• [Written request]
Transcribe every line of the listing below without any deviation.

═════ Rows ═════

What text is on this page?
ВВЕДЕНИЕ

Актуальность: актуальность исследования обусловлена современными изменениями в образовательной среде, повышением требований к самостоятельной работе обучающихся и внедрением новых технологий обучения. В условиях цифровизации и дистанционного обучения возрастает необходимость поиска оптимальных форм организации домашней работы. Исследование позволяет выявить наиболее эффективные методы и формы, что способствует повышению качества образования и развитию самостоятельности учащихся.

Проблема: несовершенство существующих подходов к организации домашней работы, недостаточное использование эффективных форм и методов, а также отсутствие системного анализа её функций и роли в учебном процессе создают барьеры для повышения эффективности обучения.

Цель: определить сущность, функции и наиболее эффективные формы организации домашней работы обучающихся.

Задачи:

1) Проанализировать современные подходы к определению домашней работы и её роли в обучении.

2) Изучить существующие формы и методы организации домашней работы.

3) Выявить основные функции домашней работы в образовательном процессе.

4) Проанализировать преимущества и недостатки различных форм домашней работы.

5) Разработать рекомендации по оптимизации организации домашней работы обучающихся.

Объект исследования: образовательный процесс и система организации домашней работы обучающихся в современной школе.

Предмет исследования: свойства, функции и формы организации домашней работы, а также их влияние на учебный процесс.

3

═════

• [Answer below]
What text is on this page?
ВВЕДЕНИЕ

Актуальность: актуальность исследования обусловлена современными изменениями в образовательной среде, повышением требований к самостоятельной работе обучающихся и внедрением новых технологий обучения. В условиях цифровизации и дистанционного обучения возрастает необходимость поиска оптимальных форм организации домашней работы. Исследование позволяет выявить наиболее эффективные методы и формы, что способствует повышению качества образования и развитию самостоятельности учащихся.

Проблема: несовершенство существующих подходов к организации домашней работы, недостаточное использование эффективных форм и методов, а также отсутствие системного анализа её функций и роли в учебном процессе создают барьеры для повышения эффективности обучения.

Цель: определить сущность, функции и наиболее эффективные формы организации домашней работы обучающихся.

Задачи:

1) Проанализировать современные подходы к определению домашней работы и её роли в обучении.

2) Изучить существующие формы и методы организации домашней работы.

3) Выявить основные функции домашней работы в образовательном процессе.

4) Проанализировать преимущества и недостатки различных форм домашней работы.

5) Разработать рекомендации по оптимизации организации домашней работы обучающихся.

Объект исследования: образовательный процесс и система организации домашней работы обучающихся в современной школе.

Предмет исследования: свойства, функции и формы организации домашней работы, а также их влияние на учебный процесс.

3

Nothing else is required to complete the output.